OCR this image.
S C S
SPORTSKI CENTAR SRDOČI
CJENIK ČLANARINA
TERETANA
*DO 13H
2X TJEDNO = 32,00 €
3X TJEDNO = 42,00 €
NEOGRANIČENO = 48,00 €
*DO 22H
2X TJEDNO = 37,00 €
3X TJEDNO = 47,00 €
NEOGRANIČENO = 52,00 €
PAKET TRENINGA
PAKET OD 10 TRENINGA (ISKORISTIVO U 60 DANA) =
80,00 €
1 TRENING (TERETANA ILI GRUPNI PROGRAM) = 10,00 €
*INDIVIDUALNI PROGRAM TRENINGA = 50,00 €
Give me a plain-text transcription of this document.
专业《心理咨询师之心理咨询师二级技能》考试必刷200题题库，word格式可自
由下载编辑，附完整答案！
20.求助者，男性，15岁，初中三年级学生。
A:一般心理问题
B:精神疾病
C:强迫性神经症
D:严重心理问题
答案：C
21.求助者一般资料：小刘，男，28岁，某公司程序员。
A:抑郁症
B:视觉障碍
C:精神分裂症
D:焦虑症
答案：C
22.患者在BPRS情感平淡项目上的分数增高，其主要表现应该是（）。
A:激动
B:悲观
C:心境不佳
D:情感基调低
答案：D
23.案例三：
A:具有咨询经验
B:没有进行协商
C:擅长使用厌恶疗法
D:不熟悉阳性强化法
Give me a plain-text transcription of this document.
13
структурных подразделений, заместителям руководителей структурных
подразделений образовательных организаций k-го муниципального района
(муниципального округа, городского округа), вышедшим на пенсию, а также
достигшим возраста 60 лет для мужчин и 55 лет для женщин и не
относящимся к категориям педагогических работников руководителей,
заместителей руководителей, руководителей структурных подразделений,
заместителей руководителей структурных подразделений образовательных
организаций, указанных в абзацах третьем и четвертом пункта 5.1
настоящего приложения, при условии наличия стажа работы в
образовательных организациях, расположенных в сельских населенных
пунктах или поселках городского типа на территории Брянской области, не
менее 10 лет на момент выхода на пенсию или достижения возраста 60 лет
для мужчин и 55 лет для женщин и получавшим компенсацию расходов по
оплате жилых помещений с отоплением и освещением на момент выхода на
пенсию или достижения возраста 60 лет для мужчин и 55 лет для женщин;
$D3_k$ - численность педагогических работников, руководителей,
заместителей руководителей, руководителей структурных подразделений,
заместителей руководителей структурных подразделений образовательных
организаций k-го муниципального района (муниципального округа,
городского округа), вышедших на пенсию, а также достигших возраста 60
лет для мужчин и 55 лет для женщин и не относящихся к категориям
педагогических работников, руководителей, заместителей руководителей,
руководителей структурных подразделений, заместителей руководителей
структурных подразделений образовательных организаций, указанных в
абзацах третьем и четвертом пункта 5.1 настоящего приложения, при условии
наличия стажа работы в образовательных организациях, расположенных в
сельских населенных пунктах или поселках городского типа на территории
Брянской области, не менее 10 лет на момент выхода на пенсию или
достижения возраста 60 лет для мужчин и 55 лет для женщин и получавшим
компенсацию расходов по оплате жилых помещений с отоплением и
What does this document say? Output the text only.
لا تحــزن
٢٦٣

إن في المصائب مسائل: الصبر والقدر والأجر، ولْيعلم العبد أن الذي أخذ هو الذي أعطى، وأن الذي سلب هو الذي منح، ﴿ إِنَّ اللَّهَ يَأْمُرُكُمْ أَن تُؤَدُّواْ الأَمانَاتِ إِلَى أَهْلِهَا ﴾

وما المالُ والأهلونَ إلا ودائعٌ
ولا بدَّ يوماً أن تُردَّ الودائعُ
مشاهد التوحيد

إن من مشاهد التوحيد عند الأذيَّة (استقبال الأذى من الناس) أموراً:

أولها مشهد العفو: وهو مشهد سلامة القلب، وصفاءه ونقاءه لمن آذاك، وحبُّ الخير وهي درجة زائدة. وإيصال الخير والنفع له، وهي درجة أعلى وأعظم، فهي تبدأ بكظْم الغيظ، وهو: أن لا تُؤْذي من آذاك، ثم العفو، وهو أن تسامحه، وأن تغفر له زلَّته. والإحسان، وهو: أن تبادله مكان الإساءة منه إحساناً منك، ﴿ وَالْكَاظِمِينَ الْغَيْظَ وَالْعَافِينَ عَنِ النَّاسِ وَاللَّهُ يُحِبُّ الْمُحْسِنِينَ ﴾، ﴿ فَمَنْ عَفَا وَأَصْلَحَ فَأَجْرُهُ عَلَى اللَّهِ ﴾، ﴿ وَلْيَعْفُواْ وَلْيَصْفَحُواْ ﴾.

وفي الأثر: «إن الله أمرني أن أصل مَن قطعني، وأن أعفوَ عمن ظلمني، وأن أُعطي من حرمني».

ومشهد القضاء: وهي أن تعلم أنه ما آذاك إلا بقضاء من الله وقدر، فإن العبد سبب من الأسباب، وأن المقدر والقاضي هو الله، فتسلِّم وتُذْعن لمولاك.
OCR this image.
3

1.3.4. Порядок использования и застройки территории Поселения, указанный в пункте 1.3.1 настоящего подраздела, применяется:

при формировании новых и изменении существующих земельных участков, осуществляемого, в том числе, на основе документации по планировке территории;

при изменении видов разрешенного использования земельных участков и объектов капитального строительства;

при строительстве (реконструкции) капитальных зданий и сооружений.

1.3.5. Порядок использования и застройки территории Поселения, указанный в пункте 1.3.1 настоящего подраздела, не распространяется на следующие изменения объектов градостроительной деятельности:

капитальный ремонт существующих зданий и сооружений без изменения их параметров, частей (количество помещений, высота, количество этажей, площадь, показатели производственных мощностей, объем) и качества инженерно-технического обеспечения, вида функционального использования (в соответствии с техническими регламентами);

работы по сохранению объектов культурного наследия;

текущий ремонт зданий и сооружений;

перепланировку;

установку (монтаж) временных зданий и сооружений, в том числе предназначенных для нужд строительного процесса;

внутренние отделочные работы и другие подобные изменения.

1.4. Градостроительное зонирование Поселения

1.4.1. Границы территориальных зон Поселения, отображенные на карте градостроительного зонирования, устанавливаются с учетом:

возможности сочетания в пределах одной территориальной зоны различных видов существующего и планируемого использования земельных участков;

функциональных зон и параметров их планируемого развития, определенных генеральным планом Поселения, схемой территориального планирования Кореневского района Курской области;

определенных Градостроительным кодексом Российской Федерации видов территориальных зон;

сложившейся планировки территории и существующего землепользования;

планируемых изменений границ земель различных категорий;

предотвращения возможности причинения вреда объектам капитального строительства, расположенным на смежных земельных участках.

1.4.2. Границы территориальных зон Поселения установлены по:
§
[Stated problem]: For each line in the data above that contains the string "области", extract the line.

[Task answer]:
пунктах или поселках городского типа на территории Брянской области, не
Брянской области, не менее 10 лет на момент выхода на пенсию или
функциональных зон и параметров их планируемого развития, определенных генеральным планом Поселения, схемой территориального планирования Кореневского района Курской области;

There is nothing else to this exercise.